• TASK OBJECTIVE:
Leave the pictures out and transcribe every record exactly.

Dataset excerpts
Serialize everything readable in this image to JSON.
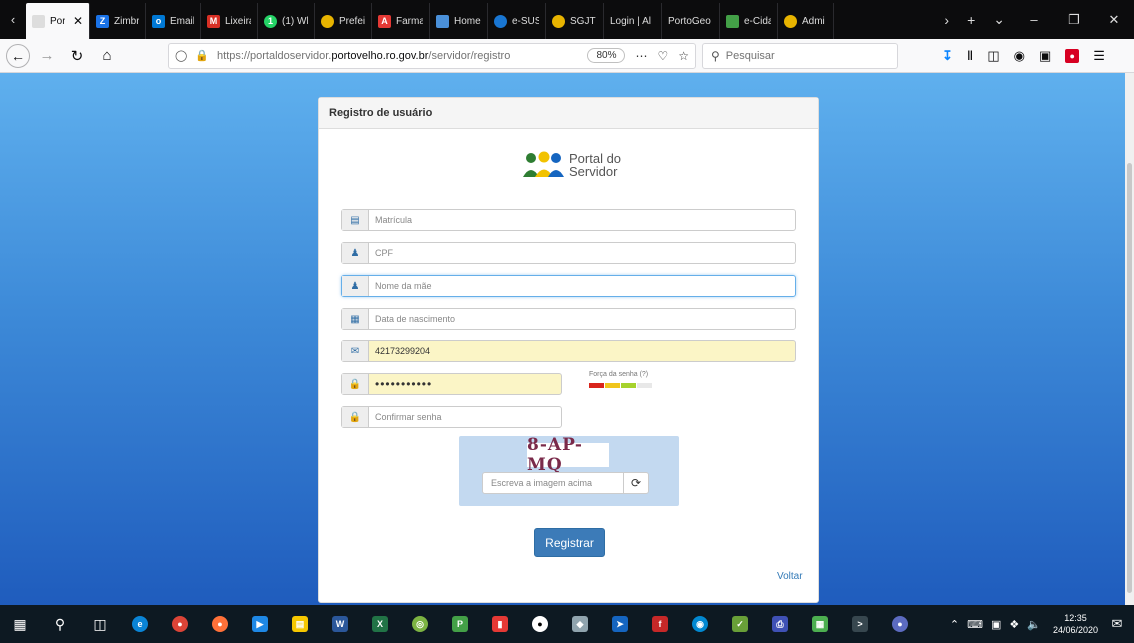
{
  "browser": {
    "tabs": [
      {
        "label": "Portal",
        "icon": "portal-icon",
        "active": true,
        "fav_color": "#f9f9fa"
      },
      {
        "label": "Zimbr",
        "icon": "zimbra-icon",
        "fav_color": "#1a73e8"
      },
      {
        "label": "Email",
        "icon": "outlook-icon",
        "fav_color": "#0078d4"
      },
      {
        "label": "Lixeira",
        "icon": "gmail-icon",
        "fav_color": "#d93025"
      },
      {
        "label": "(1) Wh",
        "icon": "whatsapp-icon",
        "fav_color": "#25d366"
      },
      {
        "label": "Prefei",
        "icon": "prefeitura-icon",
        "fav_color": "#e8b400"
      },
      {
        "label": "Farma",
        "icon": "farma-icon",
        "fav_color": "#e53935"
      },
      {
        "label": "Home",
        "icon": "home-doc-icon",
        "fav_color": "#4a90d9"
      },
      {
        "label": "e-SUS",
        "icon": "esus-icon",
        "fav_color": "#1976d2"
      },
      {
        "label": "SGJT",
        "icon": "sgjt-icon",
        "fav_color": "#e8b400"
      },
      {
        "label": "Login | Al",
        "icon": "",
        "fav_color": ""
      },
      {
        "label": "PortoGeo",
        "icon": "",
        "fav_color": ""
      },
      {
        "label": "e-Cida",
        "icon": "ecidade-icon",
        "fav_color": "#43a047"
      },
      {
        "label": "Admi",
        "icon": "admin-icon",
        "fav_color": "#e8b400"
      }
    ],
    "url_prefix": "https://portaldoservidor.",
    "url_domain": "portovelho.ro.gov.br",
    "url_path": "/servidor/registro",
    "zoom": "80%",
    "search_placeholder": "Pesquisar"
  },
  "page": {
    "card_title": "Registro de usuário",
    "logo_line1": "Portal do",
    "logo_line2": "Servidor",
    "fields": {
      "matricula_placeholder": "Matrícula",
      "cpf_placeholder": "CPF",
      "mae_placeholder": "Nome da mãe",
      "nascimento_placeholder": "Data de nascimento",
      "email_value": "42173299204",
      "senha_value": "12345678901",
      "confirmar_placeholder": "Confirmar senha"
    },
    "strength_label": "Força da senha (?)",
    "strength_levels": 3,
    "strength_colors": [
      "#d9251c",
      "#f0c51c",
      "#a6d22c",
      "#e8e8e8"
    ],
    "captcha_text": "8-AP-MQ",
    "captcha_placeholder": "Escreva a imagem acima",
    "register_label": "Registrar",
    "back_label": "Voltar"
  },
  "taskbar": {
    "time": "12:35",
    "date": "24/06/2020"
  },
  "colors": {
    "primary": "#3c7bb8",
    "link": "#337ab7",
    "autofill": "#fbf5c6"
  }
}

• EXERCISE RESULT:
Serialize everything readable in this image to JSON.
{
  "browser": {
    "tabs": [
      {
        "label": "Portal",
        "icon": "portal-icon",
        "active": true,
        "fav_color": "#f9f9fa"
      },
      {
        "label": "Zimbr",
        "icon": "zimbra-icon",
        "fav_color": "#1a73e8"
      },
      {
        "label": "Email",
        "icon": "outlook-icon",
        "fav_color": "#0078d4"
      },
      {
        "label": "Lixeira",
        "icon": "gmail-icon",
        "fav_color": "#d93025"
      },
      {
        "label": "(1) Wh",
        "icon": "whatsapp-icon",
        "fav_color": "#25d366"
      },
      {
        "label": "Prefei",
        "icon": "prefeitura-icon",
        "fav_color": "#e8b400"
      },
      {
        "label": "Farma",
        "icon": "farma-icon",
        "fav_color": "#e53935"
      },
      {
        "label": "Home",
        "icon": "home-doc-icon",
        "fav_color": "#4a90d9"
      },
      {
        "label": "e-SUS",
        "icon": "esus-icon",
        "fav_color": "#1976d2"
      },
      {
        "label": "SGJT",
        "icon": "sgjt-icon",
        "fav_color": "#e8b400"
      },
      {
        "label": "Login | Al",
        "icon": "",
        "fav_color": ""
      },
      {
        "label": "PortoGeo",
        "icon": "",
        "fav_color": ""
      },
      {
        "label": "e-Cida",
        "icon": "ecidade-icon",
        "fav_color": "#43a047"
      },
      {
        "label": "Admi",
        "icon": "admin-icon",
        "fav_color": "#e8b400"
      }
    ],
    "url_prefix": "https://portaldoservidor.",
    "url_domain": "portovelho.ro.gov.br",
    "url_path": "/servidor/registro",
    "zoom": "80%",
    "search_placeholder": "Pesquisar"
  },
  "page": {
    "card_title": "Registro de usuário",
    "logo_line1": "Portal do",
    "logo_line2": "Servidor",
    "fields": {
      "matricula_placeholder": "Matrícula",
      "cpf_placeholder": "CPF",
      "mae_placeholder": "Nome da mãe",
      "nascimento_placeholder": "Data de nascimento",
      "email_value": "42173299204",
      "senha_value": "12345678901",
      "confirmar_placeholder": "Confirmar senha"
    },
    "strength_label": "Força da senha (?)",
    "strength_levels": 3,
    "strength_colors": [
      "#d9251c",
      "#f0c51c",
      "#a6d22c",
      "#e8e8e8"
    ],
    "captcha_text": "8-AP-MQ",
    "captcha_placeholder": "Escreva a imagem acima",
    "register_label": "Registrar",
    "back_label": "Voltar"
  },
  "taskbar": {
    "time": "12:35",
    "date": "24/06/2020"
  },
  "colors": {
    "primary": "#3c7bb8",
    "link": "#337ab7",
    "autofill": "#fbf5c6"
  }
}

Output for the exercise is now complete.